REQUEST:
Each entry below should be echoed exactly, with pictures omitted.

EXERCISE MATERIAL:
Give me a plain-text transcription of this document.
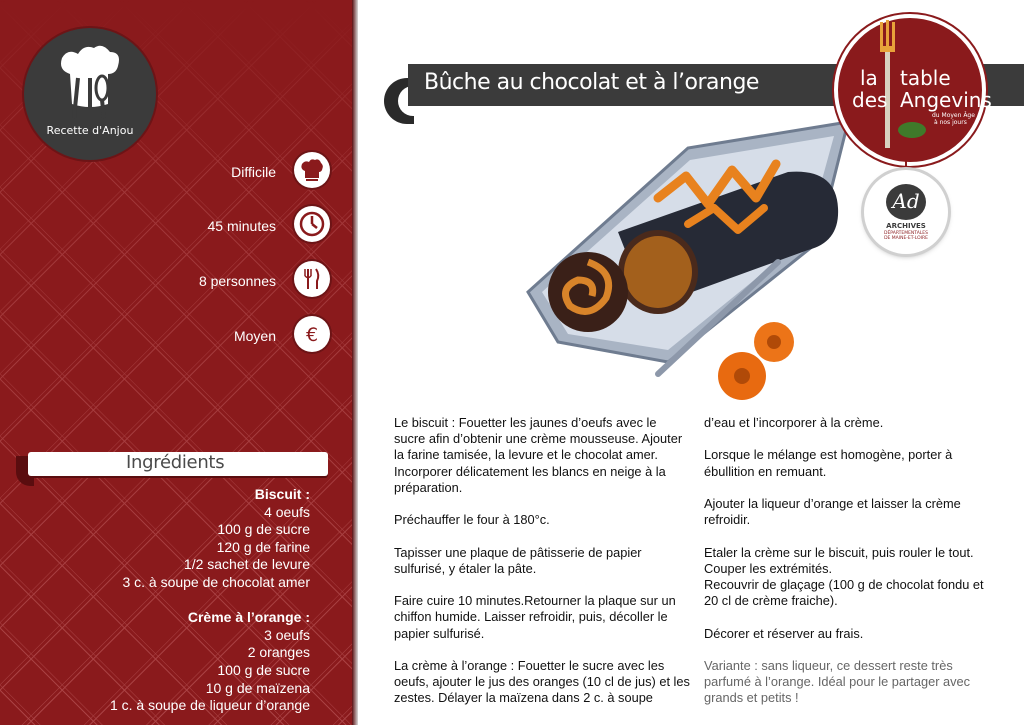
Recette d'Anjou
Difficile
45 minutes
8 personnes
Moyen €
Ingrédients
Biscuit :
4 oeufs
100 g de sucre
120 g de farine
1/2 sachet de levure
3 c. à soupe de chocolat amer
Crème à l’orange :
3 oeufs
2 oranges
100 g de sucre
10 g de maïzena
1 c. à soupe de liqueur d’orange
Bûche au chocolat et à l’orange	la table
des Angevins
du Moyen Âge
à nos jours
Ad
ARCHIVES
DÉPARTEMENTALES
DE MAINE-ET-LOIRE

Le biscuit : Fouetter les jaunes d’oeufs avec le sucre afin d’obtenir une crème mousseuse. Ajouter la farine tamisée, la levure et le chocolat amer. Incorporer délicatement les blancs en neige à la préparation.

Préchauffer le four à 180°c.

Tapisser une plaque de pâtisserie de papier sulfurisé, y étaler la pâte.

Faire cuire 10 minutes.Retourner la plaque sur un chiffon humide. Laisser refroidir, puis, décoller le papier sulfurisé.

La crème à l’orange : Fouetter le sucre avec les oeufs, ajouter le jus des oranges (10 cl de jus) et les zestes. Délayer la maïzena dans 2 c. à soupe

d’eau et l’incorporer à la crème.

Lorsque le mélange est homogène, porter à ébullition en remuant.

Ajouter la liqueur d’orange et laisser la crème refroidir.

Etaler la crème sur le biscuit, puis rouler le tout. Couper les extrémités.
Recouvrir de glaçage (100 g de chocolat fondu et 20 cl de crème fraiche).

Décorer et réserver au frais.

Variante : sans liqueur, ce dessert reste très parfumé à l’orange. Idéal pour le partager avec grands et petits !
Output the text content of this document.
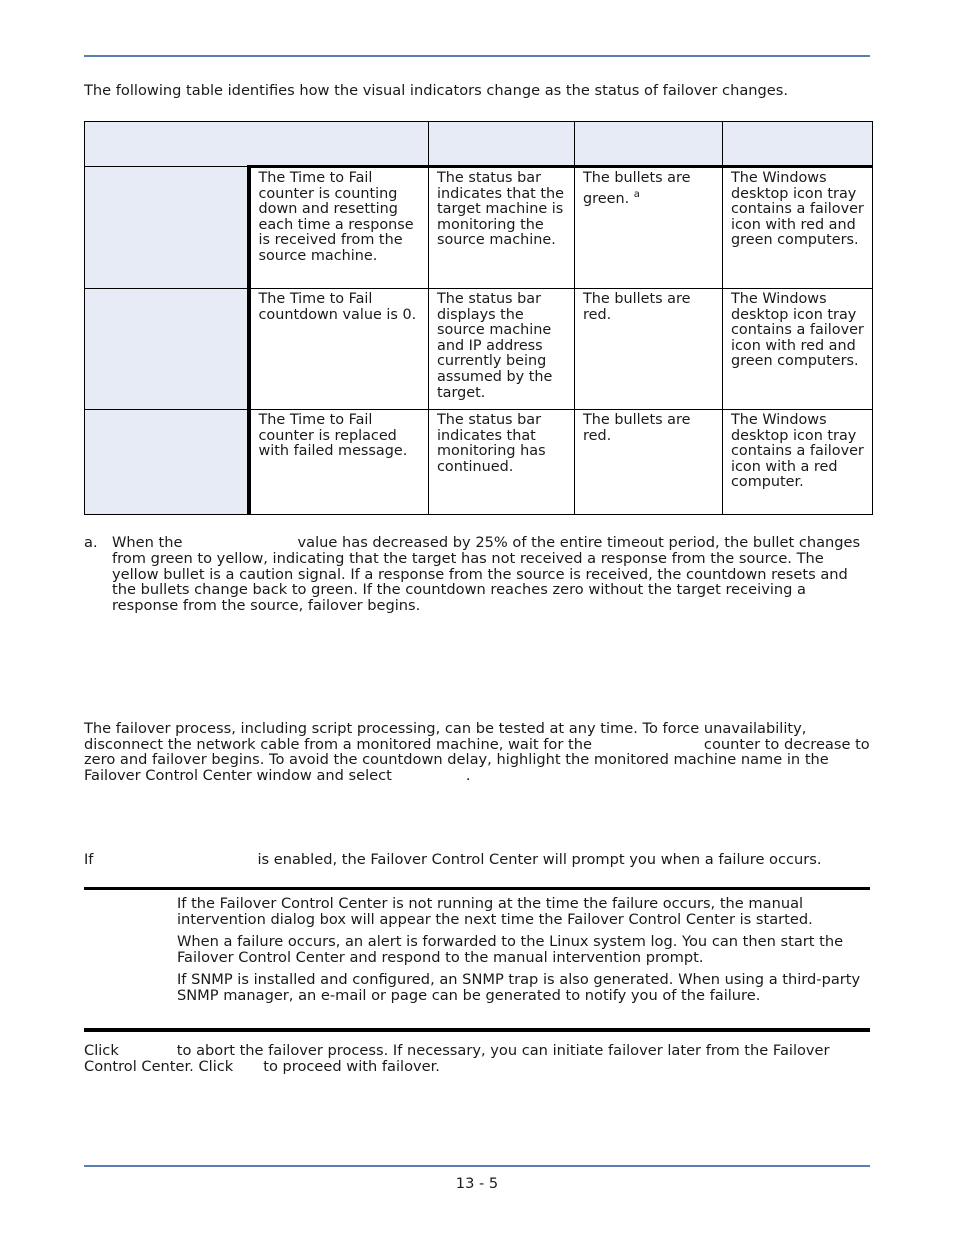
The following table identifies how the visual indicators change as the status of failover changes.

	The Time to Fail counter is counting down and resetting each time a response is received from the source machine.	The status bar indicates that the target machine is monitoring the source machine.	The bullets are green. $^a$	The Windows desktop icon tray contains a failover icon with red and green computers.
	The Time to Fail countdown value is 0.	The status bar displays the source machine and IP address currently being assumed by the target.	The bullets are red.	The Windows desktop icon tray contains a failover icon with red and green computers.
	The Time to Fail counter is replaced with failed message.	The status bar indicates that monitoring has continued.	The bullets are red.	The Windows desktop icon tray contains a failover icon with a red computer.
a. When the	value has decreased by 25% of the entire timeout period, the bullet changes from green to yellow, indicating that the target has not received a response from the source. The yellow bullet is a caution signal. If a response from the source is received, the countdown resets and the bullets change back to green. If the countdown reaches zero without the target receiving a response from the source, failover begins.

The failover process, including script processing, can be tested at any time. To force unavailability, disconnect the network cable from a monitored machine, wait for the	counter to decrease to zero and failover begins. To avoid the countdown delay, highlight the monitored machine name in the Failover Control Center window and select	.

If	is enabled, the Failover Control Center will prompt you when a failure occurs.

If the Failover Control Center is not running at the time the failure occurs, the manual intervention dialog box will appear the next time the Failover Control Center is started.

When a failure occurs, an alert is forwarded to the Linux system log. You can then start the Failover Control Center and respond to the manual intervention prompt.

If SNMP is installed and configured, an SNMP trap is also generated. When using a third-party SNMP manager, an e-mail or page can be generated to notify you of the failure.

Click	to abort the failover process. If necessary, you can initiate failover later from the Failover Control Center. Click to proceed with failover.

13 - 5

TASK OUTPUT:
Give me a plain-text transcription of this document.
Recette d'Anjou
Difficile
45 minutes
8 personnes
Moyen €
Ingrédients
Biscuit :
4 oeufs
100 g de sucre
120 g de farine
1/2 sachet de levure
3 c. à soupe de chocolat amer
Crème à l’orange :
3 oeufs
2 oranges
100 g de sucre
10 g de maïzena
1 c. à soupe de liqueur d’orange
Bûche au chocolat et à l’orange	la table
des Angevins
du Moyen Âge
à nos jours
Ad
ARCHIVES
DÉPARTEMENTALES
DE MAINE-ET-LOIRE

Le biscuit : Fouetter les jaunes d’oeufs avec le sucre afin d’obtenir une crème mousseuse. Ajouter la farine tamisée, la levure et le chocolat amer. Incorporer délicatement les blancs en neige à la préparation.

Préchauffer le four à 180°c.

Tapisser une plaque de pâtisserie de papier sulfurisé, y étaler la pâte.

Faire cuire 10 minutes.Retourner la plaque sur un chiffon humide. Laisser refroidir, puis, décoller le papier sulfurisé.

La crème à l’orange : Fouetter le sucre avec les oeufs, ajouter le jus des oranges (10 cl de jus) et les zestes. Délayer la maïzena dans 2 c. à soupe

d’eau et l’incorporer à la crème.

Lorsque le mélange est homogène, porter à ébullition en remuant.

Ajouter la liqueur d’orange et laisser la crème refroidir.

Etaler la crème sur le biscuit, puis rouler le tout. Couper les extrémités.
Recouvrir de glaçage (100 g de chocolat fondu et 20 cl de crème fraiche).

Décorer et réserver au frais.

Variante : sans liqueur, ce dessert reste très parfumé à l’orange. Idéal pour le partager avec grands et petits !
Output the text content of this document.
The following table identifies how the visual indicators change as the status of failover changes.

	The Time to Fail counter is counting down and resetting each time a response is received from the source machine.	The status bar indicates that the target machine is monitoring the source machine.	The bullets are green. $^a$	The Windows desktop icon tray contains a failover icon with red and green computers.
	The Time to Fail countdown value is 0.	The status bar displays the source machine and IP address currently being assumed by the target.	The bullets are red.	The Windows desktop icon tray contains a failover icon with red and green computers.
	The Time to Fail counter is replaced with failed message.	The status bar indicates that monitoring has continued.	The bullets are red.	The Windows desktop icon tray contains a failover icon with a red computer.
a. When the	value has decreased by 25% of the entire timeout period, the bullet changes from green to yellow, indicating that the target has not received a response from the source. The yellow bullet is a caution signal. If a response from the source is received, the countdown resets and the bullets change back to green. If the countdown reaches zero without the target receiving a response from the source, failover begins.

The failover process, including script processing, can be tested at any time. To force unavailability, disconnect the network cable from a monitored machine, wait for the	counter to decrease to zero and failover begins. To avoid the countdown delay, highlight the monitored machine name in the Failover Control Center window and select	.

If	is enabled, the Failover Control Center will prompt you when a failure occurs.

If the Failover Control Center is not running at the time the failure occurs, the manual intervention dialog box will appear the next time the Failover Control Center is started.

When a failure occurs, an alert is forwarded to the Linux system log. You can then start the Failover Control Center and respond to the manual intervention prompt.

If SNMP is installed and configured, an SNMP trap is also generated. When using a third-party SNMP manager, an e-mail or page can be generated to notify you of the failure.

Click	to abort the failover process. If necessary, you can initiate failover later from the Failover Control Center. Click to proceed with failover.

13 - 5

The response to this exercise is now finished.